(Layout coordinate data)

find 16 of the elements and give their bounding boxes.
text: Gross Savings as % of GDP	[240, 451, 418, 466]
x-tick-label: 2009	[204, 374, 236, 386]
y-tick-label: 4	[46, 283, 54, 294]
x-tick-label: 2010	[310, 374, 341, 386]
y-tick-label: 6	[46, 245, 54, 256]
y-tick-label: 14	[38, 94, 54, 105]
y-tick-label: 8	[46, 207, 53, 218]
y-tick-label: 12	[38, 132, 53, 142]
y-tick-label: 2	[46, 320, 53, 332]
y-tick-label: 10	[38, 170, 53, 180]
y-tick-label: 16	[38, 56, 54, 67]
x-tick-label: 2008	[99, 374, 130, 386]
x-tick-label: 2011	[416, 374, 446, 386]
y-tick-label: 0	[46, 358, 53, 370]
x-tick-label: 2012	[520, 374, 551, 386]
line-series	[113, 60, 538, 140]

What you have to do
Please render the rows above as a numbered list, leaving out any blank lines.

Result for this task
1. find 16 of the elements and give their bounding boxes.
2. text: Gross Savings as % of GDP	[240, 451, 418, 466]
3. x-tick-label: 2009	[204, 374, 236, 386]
4. y-tick-label: 4	[46, 283, 54, 294]
5. x-tick-label: 2010	[310, 374, 341, 386]
6. y-tick-label: 6	[46, 245, 54, 256]
7. y-tick-label: 14	[38, 94, 54, 105]
8. y-tick-label: 8	[46, 207, 53, 218]
9. y-tick-label: 12	[38, 132, 53, 142]
10. y-tick-label: 2	[46, 320, 53, 332]
11. y-tick-label: 10	[38, 170, 53, 180]
12. y-tick-label: 16	[38, 56, 54, 67]
13. x-tick-label: 2008	[99, 374, 130, 386]
14. x-tick-label: 2011	[416, 374, 446, 386]
15. y-tick-label: 0	[46, 358, 53, 370]
16. x-tick-label: 2012	[520, 374, 551, 386]
17. line-series	[113, 60, 538, 140]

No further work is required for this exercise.